## Start

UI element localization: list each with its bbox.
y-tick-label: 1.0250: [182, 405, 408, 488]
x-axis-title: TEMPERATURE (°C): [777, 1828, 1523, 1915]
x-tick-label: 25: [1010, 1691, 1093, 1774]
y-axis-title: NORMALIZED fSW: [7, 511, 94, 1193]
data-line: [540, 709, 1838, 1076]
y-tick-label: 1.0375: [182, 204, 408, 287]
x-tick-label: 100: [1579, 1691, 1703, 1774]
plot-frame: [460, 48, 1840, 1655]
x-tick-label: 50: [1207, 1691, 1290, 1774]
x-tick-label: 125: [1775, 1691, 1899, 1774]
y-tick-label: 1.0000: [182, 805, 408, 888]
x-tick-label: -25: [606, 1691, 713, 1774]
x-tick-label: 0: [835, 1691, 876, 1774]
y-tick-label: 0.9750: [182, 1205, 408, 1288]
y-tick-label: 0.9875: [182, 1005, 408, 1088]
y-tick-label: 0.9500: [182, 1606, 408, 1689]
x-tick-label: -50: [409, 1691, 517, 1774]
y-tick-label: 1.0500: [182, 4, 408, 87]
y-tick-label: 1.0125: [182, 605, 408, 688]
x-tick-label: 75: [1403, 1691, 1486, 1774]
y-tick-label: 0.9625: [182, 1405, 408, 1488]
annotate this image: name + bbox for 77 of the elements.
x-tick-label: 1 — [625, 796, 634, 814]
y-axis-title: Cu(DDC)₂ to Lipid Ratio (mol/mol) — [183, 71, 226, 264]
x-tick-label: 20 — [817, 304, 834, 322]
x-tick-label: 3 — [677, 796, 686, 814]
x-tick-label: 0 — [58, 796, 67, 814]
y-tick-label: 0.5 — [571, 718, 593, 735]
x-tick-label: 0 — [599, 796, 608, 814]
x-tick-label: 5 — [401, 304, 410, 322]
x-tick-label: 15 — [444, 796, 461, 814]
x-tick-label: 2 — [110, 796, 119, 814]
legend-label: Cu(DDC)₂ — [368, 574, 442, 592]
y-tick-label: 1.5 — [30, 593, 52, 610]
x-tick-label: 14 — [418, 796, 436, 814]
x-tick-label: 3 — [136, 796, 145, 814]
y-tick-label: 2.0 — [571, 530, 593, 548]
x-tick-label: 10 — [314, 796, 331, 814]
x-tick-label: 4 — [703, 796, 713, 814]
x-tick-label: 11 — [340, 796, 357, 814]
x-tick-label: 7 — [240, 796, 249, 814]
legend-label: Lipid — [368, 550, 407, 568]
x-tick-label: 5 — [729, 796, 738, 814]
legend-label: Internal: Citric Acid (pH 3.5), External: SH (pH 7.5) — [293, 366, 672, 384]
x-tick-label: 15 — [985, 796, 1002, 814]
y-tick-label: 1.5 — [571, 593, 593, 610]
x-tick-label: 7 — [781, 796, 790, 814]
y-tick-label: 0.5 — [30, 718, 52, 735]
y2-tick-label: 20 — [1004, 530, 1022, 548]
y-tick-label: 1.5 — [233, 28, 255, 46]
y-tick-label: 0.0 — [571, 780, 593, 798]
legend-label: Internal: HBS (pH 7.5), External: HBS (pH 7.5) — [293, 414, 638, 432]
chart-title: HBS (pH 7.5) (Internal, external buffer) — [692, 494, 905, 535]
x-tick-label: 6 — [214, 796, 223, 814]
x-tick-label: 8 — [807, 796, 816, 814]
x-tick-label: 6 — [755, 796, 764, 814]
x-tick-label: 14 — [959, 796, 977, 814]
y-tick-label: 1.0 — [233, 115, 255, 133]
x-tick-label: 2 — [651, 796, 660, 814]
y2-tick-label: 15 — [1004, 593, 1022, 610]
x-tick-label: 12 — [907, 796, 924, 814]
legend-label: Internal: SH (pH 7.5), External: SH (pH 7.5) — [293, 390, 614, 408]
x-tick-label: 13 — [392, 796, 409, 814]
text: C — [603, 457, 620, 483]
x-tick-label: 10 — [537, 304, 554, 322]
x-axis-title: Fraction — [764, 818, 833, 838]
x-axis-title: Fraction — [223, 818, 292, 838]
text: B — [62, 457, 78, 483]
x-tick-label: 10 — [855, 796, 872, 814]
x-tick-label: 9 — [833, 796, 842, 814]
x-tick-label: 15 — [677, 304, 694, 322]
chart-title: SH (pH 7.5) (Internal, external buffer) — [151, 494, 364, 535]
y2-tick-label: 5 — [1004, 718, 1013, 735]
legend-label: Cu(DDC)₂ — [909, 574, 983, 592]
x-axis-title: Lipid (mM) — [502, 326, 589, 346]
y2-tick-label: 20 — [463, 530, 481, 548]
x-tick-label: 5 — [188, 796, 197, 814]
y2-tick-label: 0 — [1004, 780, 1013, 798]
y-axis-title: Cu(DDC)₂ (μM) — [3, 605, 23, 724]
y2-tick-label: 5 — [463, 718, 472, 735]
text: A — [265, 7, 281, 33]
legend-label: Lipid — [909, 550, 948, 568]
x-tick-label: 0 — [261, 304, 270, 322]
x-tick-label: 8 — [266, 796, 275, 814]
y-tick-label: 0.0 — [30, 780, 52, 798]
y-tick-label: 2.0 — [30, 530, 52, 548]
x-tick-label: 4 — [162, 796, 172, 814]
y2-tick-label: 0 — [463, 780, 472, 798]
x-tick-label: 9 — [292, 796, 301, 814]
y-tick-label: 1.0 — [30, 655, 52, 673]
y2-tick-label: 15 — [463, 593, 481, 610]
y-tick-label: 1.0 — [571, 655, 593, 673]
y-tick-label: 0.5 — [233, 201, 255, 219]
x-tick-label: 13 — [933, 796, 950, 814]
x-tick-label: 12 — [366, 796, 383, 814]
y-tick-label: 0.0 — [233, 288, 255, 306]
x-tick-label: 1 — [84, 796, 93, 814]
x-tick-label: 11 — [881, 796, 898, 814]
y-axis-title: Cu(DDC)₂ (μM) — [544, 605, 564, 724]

## End

- [What the task requires] Copy out all of the data above, substituting "x-axis-tick" for every occurrence of "x-tick-label" and leaving everything else unchanged.

- [Full answer]
UI element localization: list each with its bbox.
y-tick-label: 1.0250: [182, 405, 408, 488]
x-axis-title: TEMPERATURE (°C): [777, 1828, 1523, 1915]
x-axis-tick: 25: [1010, 1691, 1093, 1774]
y-axis-title: NORMALIZED fSW: [7, 511, 94, 1193]
data-line: [540, 709, 1838, 1076]
y-tick-label: 1.0375: [182, 204, 408, 287]
x-axis-tick: 100: [1579, 1691, 1703, 1774]
plot-frame: [460, 48, 1840, 1655]
x-axis-tick: 50: [1207, 1691, 1290, 1774]
x-axis-tick: 125: [1775, 1691, 1899, 1774]
y-tick-label: 1.0000: [182, 805, 408, 888]
x-axis-tick: -25: [606, 1691, 713, 1774]
x-axis-tick: 0: [835, 1691, 876, 1774]
y-tick-label: 0.9750: [182, 1205, 408, 1288]
y-tick-label: 0.9875: [182, 1005, 408, 1088]
y-tick-label: 0.9500: [182, 1606, 408, 1689]
x-axis-tick: -50: [409, 1691, 517, 1774]
y-tick-label: 1.0500: [182, 4, 408, 87]
y-tick-label: 1.0125: [182, 605, 408, 688]
x-axis-tick: 75: [1403, 1691, 1486, 1774]
y-tick-label: 0.9625: [182, 1405, 408, 1488]
annotate this image: name + bbox for 77 of the elements.
x-axis-tick: 1 — [625, 796, 634, 814]
y-axis-title: Cu(DDC)₂ to Lipid Ratio (mol/mol) — [183, 71, 226, 264]
x-axis-tick: 20 — [817, 304, 834, 322]
x-axis-tick: 3 — [677, 796, 686, 814]
x-axis-tick: 0 — [58, 796, 67, 814]
y-tick-label: 0.5 — [571, 718, 593, 735]
x-axis-tick: 0 — [599, 796, 608, 814]
x-axis-tick: 5 — [401, 304, 410, 322]
x-axis-tick: 15 — [444, 796, 461, 814]
x-axis-tick: 2 — [110, 796, 119, 814]
legend-label: Cu(DDC)₂ — [368, 574, 442, 592]
y-tick-label: 1.5 — [30, 593, 52, 610]
x-axis-tick: 14 — [418, 796, 436, 814]
x-axis-tick: 3 — [136, 796, 145, 814]
y-tick-label: 2.0 — [571, 530, 593, 548]
x-axis-tick: 10 — [314, 796, 331, 814]
x-axis-tick: 4 — [703, 796, 713, 814]
x-axis-tick: 11 — [340, 796, 357, 814]
x-axis-tick: 7 — [240, 796, 249, 814]
legend-label: Lipid — [368, 550, 407, 568]
x-axis-tick: 5 — [729, 796, 738, 814]
legend-label: Internal: Citric Acid (pH 3.5), External: SH (pH 7.5) — [293, 366, 672, 384]
x-axis-tick: 15 — [985, 796, 1002, 814]
y-tick-label: 1.5 — [571, 593, 593, 610]
x-axis-tick: 7 — [781, 796, 790, 814]
y-tick-label: 0.5 — [30, 718, 52, 735]
y2-tick-label: 20 — [1004, 530, 1022, 548]
y-tick-label: 1.5 — [233, 28, 255, 46]
y-tick-label: 0.0 — [571, 780, 593, 798]
legend-label: Internal: HBS (pH 7.5), External: HBS (pH 7.5) — [293, 414, 638, 432]
chart-title: HBS (pH 7.5) (Internal, external buffer) — [692, 494, 905, 535]
x-axis-tick: 6 — [214, 796, 223, 814]
x-axis-tick: 8 — [807, 796, 816, 814]
x-axis-tick: 6 — [755, 796, 764, 814]
x-axis-tick: 14 — [959, 796, 977, 814]
y-tick-label: 1.0 — [233, 115, 255, 133]
x-axis-tick: 2 — [651, 796, 660, 814]
y2-tick-label: 15 — [1004, 593, 1022, 610]
x-axis-tick: 12 — [907, 796, 924, 814]
legend-label: Internal: SH (pH 7.5), External: SH (pH 7.5) — [293, 390, 614, 408]
x-axis-tick: 13 — [392, 796, 409, 814]
text: C — [603, 457, 620, 483]
x-axis-tick: 10 — [537, 304, 554, 322]
x-axis-title: Fraction — [764, 818, 833, 838]
x-axis-title: Fraction — [223, 818, 292, 838]
text: B — [62, 457, 78, 483]
x-axis-tick: 10 — [855, 796, 872, 814]
x-axis-tick: 9 — [833, 796, 842, 814]
x-axis-tick: 15 — [677, 304, 694, 322]
chart-title: SH (pH 7.5) (Internal, external buffer) — [151, 494, 364, 535]
y2-tick-label: 5 — [1004, 718, 1013, 735]
legend-label: Cu(DDC)₂ — [909, 574, 983, 592]
x-axis-title: Lipid (mM) — [502, 326, 589, 346]
y2-tick-label: 20 — [463, 530, 481, 548]
x-axis-tick: 5 — [188, 796, 197, 814]
y2-tick-label: 0 — [1004, 780, 1013, 798]
y-axis-title: Cu(DDC)₂ (μM) — [3, 605, 23, 724]
y2-tick-label: 5 — [463, 718, 472, 735]
text: A — [265, 7, 281, 33]
legend-label: Lipid — [909, 550, 948, 568]
x-axis-tick: 0 — [261, 304, 270, 322]
x-axis-tick: 8 — [266, 796, 275, 814]
y-tick-label: 0.0 — [30, 780, 52, 798]
y-tick-label: 2.0 — [30, 530, 52, 548]
x-axis-tick: 4 — [162, 796, 172, 814]
y2-tick-label: 0 — [463, 780, 472, 798]
x-axis-tick: 9 — [292, 796, 301, 814]
y-tick-label: 1.0 — [30, 655, 52, 673]
y2-tick-label: 15 — [463, 593, 481, 610]
y-tick-label: 1.0 — [571, 655, 593, 673]
y-tick-label: 0.5 — [233, 201, 255, 219]
x-axis-tick: 13 — [933, 796, 950, 814]
x-axis-tick: 12 — [366, 796, 383, 814]
y-tick-label: 0.0 — [233, 288, 255, 306]
x-axis-tick: 1 — [84, 796, 93, 814]
x-axis-tick: 11 — [881, 796, 898, 814]
y-axis-title: Cu(DDC)₂ (μM) — [544, 605, 564, 724]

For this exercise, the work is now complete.